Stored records
========

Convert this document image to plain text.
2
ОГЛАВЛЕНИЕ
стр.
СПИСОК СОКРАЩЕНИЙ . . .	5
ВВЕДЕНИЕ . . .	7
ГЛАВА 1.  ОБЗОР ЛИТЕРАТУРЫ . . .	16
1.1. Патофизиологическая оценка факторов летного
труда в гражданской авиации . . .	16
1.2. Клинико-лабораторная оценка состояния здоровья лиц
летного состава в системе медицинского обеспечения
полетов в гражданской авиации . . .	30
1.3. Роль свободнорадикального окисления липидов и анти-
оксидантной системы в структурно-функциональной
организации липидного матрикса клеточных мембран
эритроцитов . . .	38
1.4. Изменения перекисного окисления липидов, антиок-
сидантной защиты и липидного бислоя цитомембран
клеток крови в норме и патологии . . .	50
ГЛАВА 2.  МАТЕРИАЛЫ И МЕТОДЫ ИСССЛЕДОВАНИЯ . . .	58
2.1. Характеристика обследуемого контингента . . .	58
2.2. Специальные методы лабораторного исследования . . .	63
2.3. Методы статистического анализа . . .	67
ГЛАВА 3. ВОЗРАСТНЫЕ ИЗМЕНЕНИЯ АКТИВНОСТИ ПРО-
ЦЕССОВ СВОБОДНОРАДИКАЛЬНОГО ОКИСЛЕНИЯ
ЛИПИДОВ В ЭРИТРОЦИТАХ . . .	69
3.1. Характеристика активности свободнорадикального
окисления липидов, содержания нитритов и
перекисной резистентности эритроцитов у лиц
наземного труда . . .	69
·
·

========

— WRITTEN INSTRUCTION —
Filter the entries above down to the lines containing the word "липидного".

— TASK RESULT —
организации липидного матрикса клеточных мембран
сидантной защиты и липидного бислоя цитомембран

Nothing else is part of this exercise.